[Dataset records]

##########

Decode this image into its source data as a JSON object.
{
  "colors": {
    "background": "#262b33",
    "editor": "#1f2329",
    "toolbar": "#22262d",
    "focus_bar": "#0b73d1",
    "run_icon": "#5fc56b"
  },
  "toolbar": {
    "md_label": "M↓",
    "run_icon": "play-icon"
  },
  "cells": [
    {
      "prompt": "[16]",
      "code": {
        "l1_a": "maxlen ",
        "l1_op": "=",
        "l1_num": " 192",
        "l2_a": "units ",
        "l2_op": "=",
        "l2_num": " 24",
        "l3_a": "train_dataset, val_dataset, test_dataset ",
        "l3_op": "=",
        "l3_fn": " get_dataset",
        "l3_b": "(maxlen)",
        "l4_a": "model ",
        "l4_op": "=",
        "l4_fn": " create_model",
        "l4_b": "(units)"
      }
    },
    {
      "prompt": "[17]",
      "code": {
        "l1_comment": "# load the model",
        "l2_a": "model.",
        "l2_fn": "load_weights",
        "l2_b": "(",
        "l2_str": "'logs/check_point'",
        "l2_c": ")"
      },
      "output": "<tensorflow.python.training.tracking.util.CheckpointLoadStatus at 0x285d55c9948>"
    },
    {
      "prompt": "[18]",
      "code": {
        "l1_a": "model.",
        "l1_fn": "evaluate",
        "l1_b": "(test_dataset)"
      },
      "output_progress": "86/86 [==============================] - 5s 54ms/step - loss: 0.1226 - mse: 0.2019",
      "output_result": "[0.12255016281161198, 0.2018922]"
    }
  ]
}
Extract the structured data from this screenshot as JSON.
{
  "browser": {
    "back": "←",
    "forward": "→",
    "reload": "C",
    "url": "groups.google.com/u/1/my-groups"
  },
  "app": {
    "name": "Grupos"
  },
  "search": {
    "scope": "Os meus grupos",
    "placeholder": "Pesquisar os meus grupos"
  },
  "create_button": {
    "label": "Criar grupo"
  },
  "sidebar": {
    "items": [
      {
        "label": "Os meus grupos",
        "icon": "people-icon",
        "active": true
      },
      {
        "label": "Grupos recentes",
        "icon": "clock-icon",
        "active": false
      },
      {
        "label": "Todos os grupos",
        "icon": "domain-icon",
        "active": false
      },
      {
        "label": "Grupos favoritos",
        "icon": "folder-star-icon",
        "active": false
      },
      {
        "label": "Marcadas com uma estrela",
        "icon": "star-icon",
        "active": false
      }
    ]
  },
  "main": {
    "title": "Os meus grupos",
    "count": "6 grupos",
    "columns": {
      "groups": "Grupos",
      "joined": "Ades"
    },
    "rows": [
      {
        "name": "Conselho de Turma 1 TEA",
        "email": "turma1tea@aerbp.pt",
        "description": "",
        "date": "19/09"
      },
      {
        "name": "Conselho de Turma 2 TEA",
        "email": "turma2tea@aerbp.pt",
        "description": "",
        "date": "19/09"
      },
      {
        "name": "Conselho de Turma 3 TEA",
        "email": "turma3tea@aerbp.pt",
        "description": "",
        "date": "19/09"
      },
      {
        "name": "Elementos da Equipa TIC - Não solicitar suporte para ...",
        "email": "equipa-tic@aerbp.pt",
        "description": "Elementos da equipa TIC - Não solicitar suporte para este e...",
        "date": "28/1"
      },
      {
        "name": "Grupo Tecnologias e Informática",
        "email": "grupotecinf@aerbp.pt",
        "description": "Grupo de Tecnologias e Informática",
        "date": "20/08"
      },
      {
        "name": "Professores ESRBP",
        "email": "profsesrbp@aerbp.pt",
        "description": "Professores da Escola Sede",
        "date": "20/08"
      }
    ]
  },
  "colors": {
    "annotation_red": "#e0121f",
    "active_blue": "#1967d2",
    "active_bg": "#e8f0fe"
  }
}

##########

**Brief:**
Copy out the lines that hold "JSON".

**Response to this task:**
Decode this image into its source data as a JSON object.
Extract the structured data from this screenshot as JSON.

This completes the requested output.